%%

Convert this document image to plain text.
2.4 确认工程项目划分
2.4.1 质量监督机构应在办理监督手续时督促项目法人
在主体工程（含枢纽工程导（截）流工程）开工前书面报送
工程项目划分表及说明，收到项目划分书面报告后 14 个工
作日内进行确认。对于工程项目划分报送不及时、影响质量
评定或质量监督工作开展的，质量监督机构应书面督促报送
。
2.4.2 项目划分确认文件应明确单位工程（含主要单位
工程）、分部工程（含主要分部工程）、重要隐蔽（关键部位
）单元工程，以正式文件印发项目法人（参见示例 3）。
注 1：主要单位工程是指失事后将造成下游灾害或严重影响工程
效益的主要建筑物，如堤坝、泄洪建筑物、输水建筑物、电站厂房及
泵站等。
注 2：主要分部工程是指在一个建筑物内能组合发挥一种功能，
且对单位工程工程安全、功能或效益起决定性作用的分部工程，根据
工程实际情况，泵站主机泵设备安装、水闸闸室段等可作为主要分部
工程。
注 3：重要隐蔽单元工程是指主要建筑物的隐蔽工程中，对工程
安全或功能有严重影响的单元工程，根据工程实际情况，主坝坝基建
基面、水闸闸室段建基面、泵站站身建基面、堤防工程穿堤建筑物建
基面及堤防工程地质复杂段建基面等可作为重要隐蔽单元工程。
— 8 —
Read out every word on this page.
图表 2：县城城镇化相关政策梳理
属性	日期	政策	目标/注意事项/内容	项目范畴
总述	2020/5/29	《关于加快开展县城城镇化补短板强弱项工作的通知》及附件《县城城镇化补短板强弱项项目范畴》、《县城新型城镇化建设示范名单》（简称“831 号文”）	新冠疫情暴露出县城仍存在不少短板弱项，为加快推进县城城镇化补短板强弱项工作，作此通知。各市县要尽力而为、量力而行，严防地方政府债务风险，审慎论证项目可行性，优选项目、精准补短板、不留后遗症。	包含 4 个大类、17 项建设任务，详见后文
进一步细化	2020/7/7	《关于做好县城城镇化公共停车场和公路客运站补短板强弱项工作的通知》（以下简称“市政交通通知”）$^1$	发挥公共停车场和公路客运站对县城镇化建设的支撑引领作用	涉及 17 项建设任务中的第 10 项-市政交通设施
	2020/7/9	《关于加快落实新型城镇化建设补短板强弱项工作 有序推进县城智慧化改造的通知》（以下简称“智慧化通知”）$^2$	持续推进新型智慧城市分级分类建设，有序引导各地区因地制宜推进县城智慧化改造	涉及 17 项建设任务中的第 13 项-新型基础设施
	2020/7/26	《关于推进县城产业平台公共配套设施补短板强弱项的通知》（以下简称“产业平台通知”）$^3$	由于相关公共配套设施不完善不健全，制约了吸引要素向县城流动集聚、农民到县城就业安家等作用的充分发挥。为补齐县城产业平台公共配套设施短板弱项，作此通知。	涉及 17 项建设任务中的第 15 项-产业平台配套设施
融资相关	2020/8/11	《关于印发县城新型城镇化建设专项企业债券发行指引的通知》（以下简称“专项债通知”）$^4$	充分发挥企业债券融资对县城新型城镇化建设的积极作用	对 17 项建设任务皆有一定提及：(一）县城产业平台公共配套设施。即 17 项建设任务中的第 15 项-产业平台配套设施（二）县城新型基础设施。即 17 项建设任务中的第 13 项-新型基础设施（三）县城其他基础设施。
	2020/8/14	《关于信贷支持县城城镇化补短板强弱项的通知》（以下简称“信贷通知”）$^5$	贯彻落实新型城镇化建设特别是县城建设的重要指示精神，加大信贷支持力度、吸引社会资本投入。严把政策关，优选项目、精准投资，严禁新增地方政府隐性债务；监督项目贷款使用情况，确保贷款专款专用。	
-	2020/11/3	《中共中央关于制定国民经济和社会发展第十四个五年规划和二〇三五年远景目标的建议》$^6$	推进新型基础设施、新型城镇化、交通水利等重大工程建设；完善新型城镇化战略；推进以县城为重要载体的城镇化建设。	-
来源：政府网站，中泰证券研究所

%%

* Exercise instructions
Type out the full listing again, exactly as given.

* Right answer
Convert this document image to plain text.
2.4 确认工程项目划分
2.4.1 质量监督机构应在办理监督手续时督促项目法人
在主体工程（含枢纽工程导（截）流工程）开工前书面报送
工程项目划分表及说明，收到项目划分书面报告后 14 个工
作日内进行确认。对于工程项目划分报送不及时、影响质量
评定或质量监督工作开展的，质量监督机构应书面督促报送
。
2.4.2 项目划分确认文件应明确单位工程（含主要单位
工程）、分部工程（含主要分部工程）、重要隐蔽（关键部位
）单元工程，以正式文件印发项目法人（参见示例 3）。
注 1：主要单位工程是指失事后将造成下游灾害或严重影响工程
效益的主要建筑物，如堤坝、泄洪建筑物、输水建筑物、电站厂房及
泵站等。
注 2：主要分部工程是指在一个建筑物内能组合发挥一种功能，
且对单位工程工程安全、功能或效益起决定性作用的分部工程，根据
工程实际情况，泵站主机泵设备安装、水闸闸室段等可作为主要分部
工程。
注 3：重要隐蔽单元工程是指主要建筑物的隐蔽工程中，对工程
安全或功能有严重影响的单元工程，根据工程实际情况，主坝坝基建
基面、水闸闸室段建基面、泵站站身建基面、堤防工程穿堤建筑物建
基面及堤防工程地质复杂段建基面等可作为重要隐蔽单元工程。
— 8 —
Read out every word on this page.
图表 2：县城城镇化相关政策梳理
属性	日期	政策	目标/注意事项/内容	项目范畴
总述	2020/5/29	《关于加快开展县城城镇化补短板强弱项工作的通知》及附件《县城城镇化补短板强弱项项目范畴》、《县城新型城镇化建设示范名单》（简称“831 号文”）	新冠疫情暴露出县城仍存在不少短板弱项，为加快推进县城城镇化补短板强弱项工作，作此通知。各市县要尽力而为、量力而行，严防地方政府债务风险，审慎论证项目可行性，优选项目、精准补短板、不留后遗症。	包含 4 个大类、17 项建设任务，详见后文
进一步细化	2020/7/7	《关于做好县城城镇化公共停车场和公路客运站补短板强弱项工作的通知》（以下简称“市政交通通知”）$^1$	发挥公共停车场和公路客运站对县城镇化建设的支撑引领作用	涉及 17 项建设任务中的第 10 项-市政交通设施
	2020/7/9	《关于加快落实新型城镇化建设补短板强弱项工作 有序推进县城智慧化改造的通知》（以下简称“智慧化通知”）$^2$	持续推进新型智慧城市分级分类建设，有序引导各地区因地制宜推进县城智慧化改造	涉及 17 项建设任务中的第 13 项-新型基础设施
	2020/7/26	《关于推进县城产业平台公共配套设施补短板强弱项的通知》（以下简称“产业平台通知”）$^3$	由于相关公共配套设施不完善不健全，制约了吸引要素向县城流动集聚、农民到县城就业安家等作用的充分发挥。为补齐县城产业平台公共配套设施短板弱项，作此通知。	涉及 17 项建设任务中的第 15 项-产业平台配套设施
融资相关	2020/8/11	《关于印发县城新型城镇化建设专项企业债券发行指引的通知》（以下简称“专项债通知”）$^4$	充分发挥企业债券融资对县城新型城镇化建设的积极作用	对 17 项建设任务皆有一定提及：(一）县城产业平台公共配套设施。即 17 项建设任务中的第 15 项-产业平台配套设施（二）县城新型基础设施。即 17 项建设任务中的第 13 项-新型基础设施（三）县城其他基础设施。
	2020/8/14	《关于信贷支持县城城镇化补短板强弱项的通知》（以下简称“信贷通知”）$^5$	贯彻落实新型城镇化建设特别是县城建设的重要指示精神，加大信贷支持力度、吸引社会资本投入。严把政策关，优选项目、精准投资，严禁新增地方政府隐性债务；监督项目贷款使用情况，确保贷款专款专用。	
-	2020/11/3	《中共中央关于制定国民经济和社会发展第十四个五年规划和二〇三五年远景目标的建议》$^6$	推进新型基础设施、新型城镇化、交通水利等重大工程建设；完善新型城镇化战略；推进以县城为重要载体的城镇化建设。	-
来源：政府网站，中泰证券研究所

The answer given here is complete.